寝汗とは何ですか?

寝汗(夜間多汗)は、体温上昇に対する体の自然な反応である発汗が、睡眠中に過剰に起こり、パジャマや寝具がびしょ濡れになる状態です。部屋の温度が原因でないことが多く、薬剤やホルモンの変化、感染症、神経系や内分泌系の疾患が主な原因とされています。

多汗症(Hyperhidrosis)

多汗症は、主に脇の下、性器部位、手足に多く分布する汗腺が過剰に働くことで起こります。全人口の約1%が罹患し、軽度から社会生活に支障をきたすほどの症状まで様々です。夜間に寝具や衣類が濡れるのも多汗症の一症状です。

閉経(Menopause)

閉経期に起こるホルモン変化が、夜間の発汗(寝汗)を引き起こします。エストロゲンとプロゲステロンの産生が減少することで、ホットフラッシュや気分変動、性欲低下とともに寝汗が現れます。

自律神経障害(Autonomic Neuropathy)

自律神経の損傷により、心拍数や膀胱機能、消化、汗腺の制御が乱れ、低血圧や失禁に加えて寝汗が出ることがあります。

結核(Tuberculosis)

結核は結核菌(Mycobacterium tuberculosis)による細菌感染で、寝汗が最も頻繁に見られる症状の一つです。他に発熱、胸痛、倦怠感、咳、息切れなどが伴います。

* * *

▶ [練習課題]:
A. 寝汗の解説から、「多汗症は、主に脇の下、性器部」を含む語句で始まり「胸痛、倦怠感、咳、息切れなどが伴います。」で終わる部分を、一字も変えずに書き写してください。
B. 寝汗の解説をもとに、次の問いに答えてください。
(i) 多汗症は全人口の約何%が罹患するとされていますか。
(ii) 閉経期に産生が減少する二つのホルモンは何ですか。
(iii) 結核を引き起こす細菌は何ですか。

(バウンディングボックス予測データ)
* * *

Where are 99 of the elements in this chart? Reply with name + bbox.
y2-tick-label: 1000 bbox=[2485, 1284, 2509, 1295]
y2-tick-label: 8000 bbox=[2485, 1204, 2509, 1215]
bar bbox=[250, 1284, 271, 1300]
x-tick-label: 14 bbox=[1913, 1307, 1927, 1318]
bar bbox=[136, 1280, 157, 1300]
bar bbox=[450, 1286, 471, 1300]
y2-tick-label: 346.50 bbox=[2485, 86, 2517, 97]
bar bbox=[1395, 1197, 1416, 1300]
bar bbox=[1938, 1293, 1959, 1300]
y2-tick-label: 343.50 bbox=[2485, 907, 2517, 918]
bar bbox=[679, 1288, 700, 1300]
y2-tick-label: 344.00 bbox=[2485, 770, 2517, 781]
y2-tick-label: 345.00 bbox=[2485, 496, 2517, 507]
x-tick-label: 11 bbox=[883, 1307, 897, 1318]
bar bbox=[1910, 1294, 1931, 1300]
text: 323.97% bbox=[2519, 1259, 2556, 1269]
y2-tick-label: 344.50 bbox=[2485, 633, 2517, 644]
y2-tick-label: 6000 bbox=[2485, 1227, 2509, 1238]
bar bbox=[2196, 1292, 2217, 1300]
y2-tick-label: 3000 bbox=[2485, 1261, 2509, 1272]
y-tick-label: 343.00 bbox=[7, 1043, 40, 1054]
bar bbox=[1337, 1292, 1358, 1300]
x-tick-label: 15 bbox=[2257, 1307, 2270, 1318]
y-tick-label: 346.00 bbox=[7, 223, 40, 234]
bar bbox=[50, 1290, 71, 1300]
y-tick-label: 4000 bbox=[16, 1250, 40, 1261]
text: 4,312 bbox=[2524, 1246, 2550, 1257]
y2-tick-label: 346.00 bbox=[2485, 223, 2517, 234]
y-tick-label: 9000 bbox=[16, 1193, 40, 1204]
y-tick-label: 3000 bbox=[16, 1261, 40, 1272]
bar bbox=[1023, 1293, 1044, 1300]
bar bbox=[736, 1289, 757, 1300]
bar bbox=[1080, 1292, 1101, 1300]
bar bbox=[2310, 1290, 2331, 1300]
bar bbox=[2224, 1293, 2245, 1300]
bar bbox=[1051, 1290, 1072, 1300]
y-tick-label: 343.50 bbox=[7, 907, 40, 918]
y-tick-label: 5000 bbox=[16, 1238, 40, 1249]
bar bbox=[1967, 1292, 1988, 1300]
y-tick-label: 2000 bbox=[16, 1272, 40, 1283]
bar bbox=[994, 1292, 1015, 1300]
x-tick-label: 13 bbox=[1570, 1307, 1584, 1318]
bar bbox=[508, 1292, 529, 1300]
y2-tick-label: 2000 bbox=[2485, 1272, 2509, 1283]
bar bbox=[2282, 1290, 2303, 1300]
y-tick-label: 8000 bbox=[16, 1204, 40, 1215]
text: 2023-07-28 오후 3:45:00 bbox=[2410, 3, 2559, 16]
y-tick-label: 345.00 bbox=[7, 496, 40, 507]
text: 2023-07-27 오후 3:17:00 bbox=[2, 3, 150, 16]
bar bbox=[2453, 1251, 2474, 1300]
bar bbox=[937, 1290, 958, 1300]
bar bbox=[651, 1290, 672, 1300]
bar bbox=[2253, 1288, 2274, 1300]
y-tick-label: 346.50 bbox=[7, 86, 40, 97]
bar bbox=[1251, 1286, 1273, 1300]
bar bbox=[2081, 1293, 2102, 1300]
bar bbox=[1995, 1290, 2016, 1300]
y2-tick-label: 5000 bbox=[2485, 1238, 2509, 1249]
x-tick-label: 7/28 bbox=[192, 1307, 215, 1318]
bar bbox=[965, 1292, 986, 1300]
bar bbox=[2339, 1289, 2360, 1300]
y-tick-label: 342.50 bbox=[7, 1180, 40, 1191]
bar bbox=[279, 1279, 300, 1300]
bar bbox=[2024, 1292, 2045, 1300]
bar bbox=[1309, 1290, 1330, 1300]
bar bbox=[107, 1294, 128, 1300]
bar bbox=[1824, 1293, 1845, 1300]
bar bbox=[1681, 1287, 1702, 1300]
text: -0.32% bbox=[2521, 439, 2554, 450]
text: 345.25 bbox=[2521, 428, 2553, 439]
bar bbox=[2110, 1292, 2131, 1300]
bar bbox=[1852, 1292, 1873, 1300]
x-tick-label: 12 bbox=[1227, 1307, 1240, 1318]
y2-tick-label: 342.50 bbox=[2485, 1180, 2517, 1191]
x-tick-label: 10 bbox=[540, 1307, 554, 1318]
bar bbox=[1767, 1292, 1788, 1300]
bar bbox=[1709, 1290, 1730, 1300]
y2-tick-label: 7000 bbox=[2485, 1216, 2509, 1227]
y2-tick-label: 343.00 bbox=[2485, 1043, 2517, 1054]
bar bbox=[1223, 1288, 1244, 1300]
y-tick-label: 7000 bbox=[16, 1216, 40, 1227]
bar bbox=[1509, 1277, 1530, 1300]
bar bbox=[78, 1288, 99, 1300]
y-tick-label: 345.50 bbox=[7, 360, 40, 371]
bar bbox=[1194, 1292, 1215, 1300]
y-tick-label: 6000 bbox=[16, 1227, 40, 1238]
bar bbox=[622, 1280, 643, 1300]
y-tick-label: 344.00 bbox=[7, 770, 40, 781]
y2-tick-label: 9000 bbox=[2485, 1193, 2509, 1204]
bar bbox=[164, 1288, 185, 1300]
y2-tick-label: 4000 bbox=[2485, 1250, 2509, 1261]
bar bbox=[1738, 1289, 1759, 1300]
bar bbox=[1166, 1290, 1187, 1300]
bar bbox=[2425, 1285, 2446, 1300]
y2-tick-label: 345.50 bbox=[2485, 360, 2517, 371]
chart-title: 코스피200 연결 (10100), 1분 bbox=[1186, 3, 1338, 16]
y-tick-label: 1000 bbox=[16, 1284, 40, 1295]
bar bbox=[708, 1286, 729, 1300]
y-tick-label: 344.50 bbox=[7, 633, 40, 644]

* * *

▶ [課題の解答]:
A.
多汗症は、主に脇の下、性器部位、手足に多く分布する汗腺が過剰に働くことで起こります。全人口の約1%が罹患し、軽度から社会生活に支障をきたすほどの症状まで様々です。夜間に寝具や衣類が濡れるのも多汗症の一症状です。

閉経(Menopause)

閉経期に起こるホルモン変化が、夜間の発汗(寝汗)を引き起こします。エストロゲンとプロゲステロンの産生が減少することで、ホットフラッシュや気分変動、性欲低下とともに寝汗が現れます。

自律神経障害(Autonomic Neuropathy)

自律神経の損傷により、心拍数や膀胱機能、消化、汗腺の制御が乱れ、低血圧や失禁に加えて寝汗が出ることがあります。

結核(Tuberculosis)

結核は結核菌(Mycobacterium tuberculosis)による細菌感染で、寝汗が最も頻繁に見られる症状の一つです。他に発熱、胸痛、倦怠感、咳、息切れなどが伴います。

B.
(i) 約1%
(ii) エストロゲンとプロゲステロン
(iii) 結核菌(Mycobacterium tuberculosis)